### 任务说明
把从含有“legend-swatch xyxy=(108,95,126,120)”的那一行起、到含有“model-3d xyxy=(551,376,816,668)”的那一行止的各行原样照抄一遍，首尾两行都要包括。

### 所列记录

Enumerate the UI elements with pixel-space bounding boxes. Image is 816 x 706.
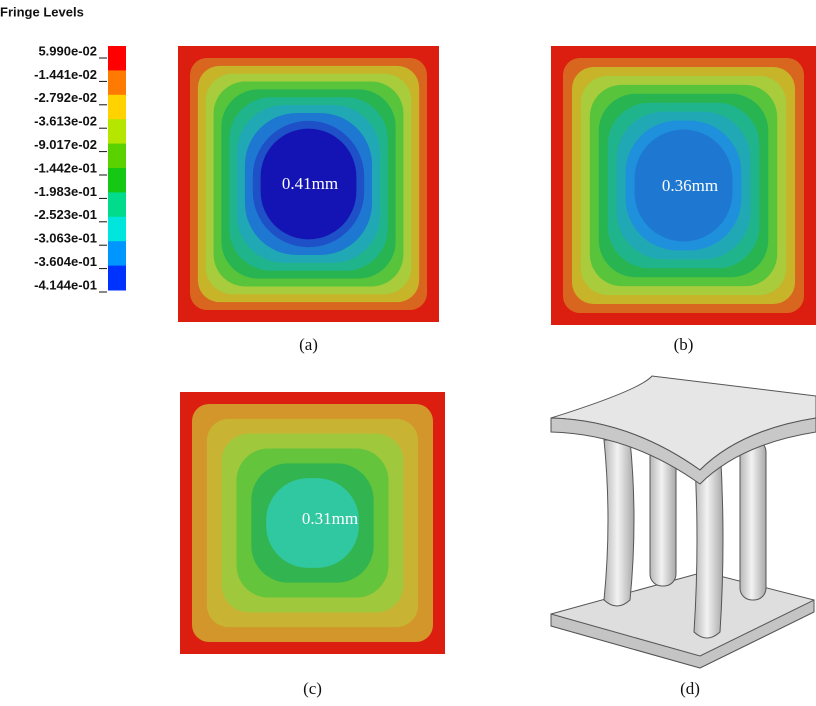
legend-swatch xyxy=(108,95,126,120)
legend-swatch xyxy=(108,168,126,193)
legend-swatch xyxy=(108,70,126,95)
legend-label: -9.017e-02 xyxy=(34,137,97,152)
legend-label: -3.063e-01 xyxy=(34,231,97,246)
panel-caption: (b) xyxy=(674,335,694,354)
legend: 5.990e-02 -1.441e-02 -2.792e-02 -3.613e-02 -… xyxy=(34,43,126,292)
legend-label: -2.792e-02 xyxy=(34,90,97,105)
legend-swatch xyxy=(108,192,126,217)
legend-label: -2.523e-01 xyxy=(34,207,97,222)
legend-swatch xyxy=(108,119,126,144)
page: Fringe Levels 5.990e-02 -1.441e-02 -2.792e… xyxy=(0,0,816,706)
model-3d xyxy=(551,376,816,668)
legend-label: -3.604e-01 xyxy=(34,254,97,269)
panel-caption: (d) xyxy=(680,679,700,698)
legend-swatch xyxy=(108,144,126,169)
legend-label: -1.441e-02 xyxy=(34,67,97,82)
value-label: 0.36mm xyxy=(662,176,718,195)
legend-label: -4.144e-01 xyxy=(34,277,97,292)
legend-title: Fringe Levels xyxy=(0,4,84,19)
legend-label: -1.442e-01 xyxy=(34,160,97,175)
legend-label: 5.990e-02 xyxy=(38,43,97,58)
legend-swatch xyxy=(108,241,126,266)
figure: Fringe Levels 5.990e-02 -1.441e-02 -2.792e… xyxy=(0,0,816,706)
legend-label: -3.613e-02 xyxy=(34,114,97,129)
legend-swatch xyxy=(108,217,126,242)
panel-caption: (a) xyxy=(299,335,318,354)
legend-swatch xyxy=(108,266,126,291)
legend-label: -1.983e-01 xyxy=(34,184,97,199)
panel-caption: (c) xyxy=(303,679,322,698)
legend-swatch xyxy=(108,46,126,71)
value-label: 0.41mm xyxy=(282,174,338,193)
value-label: 0.31mm xyxy=(302,509,358,528)
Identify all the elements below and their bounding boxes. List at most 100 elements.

### 回答
legend-swatch xyxy=(108,95,126,120)
legend-swatch xyxy=(108,168,126,193)
legend-swatch xyxy=(108,70,126,95)
legend-label: -9.017e-02 xyxy=(34,137,97,152)
legend-label: -3.063e-01 xyxy=(34,231,97,246)
panel-caption: (b) xyxy=(674,335,694,354)
legend: 5.990e-02 -1.441e-02 -2.792e-02 -3.613e-02 -… xyxy=(34,43,126,292)
legend-label: -2.792e-02 xyxy=(34,90,97,105)
legend-swatch xyxy=(108,192,126,217)
legend-label: -2.523e-01 xyxy=(34,207,97,222)
legend-swatch xyxy=(108,119,126,144)
page: Fringe Levels 5.990e-02 -1.441e-02 -2.792e… xyxy=(0,0,816,706)
model-3d xyxy=(551,376,816,668)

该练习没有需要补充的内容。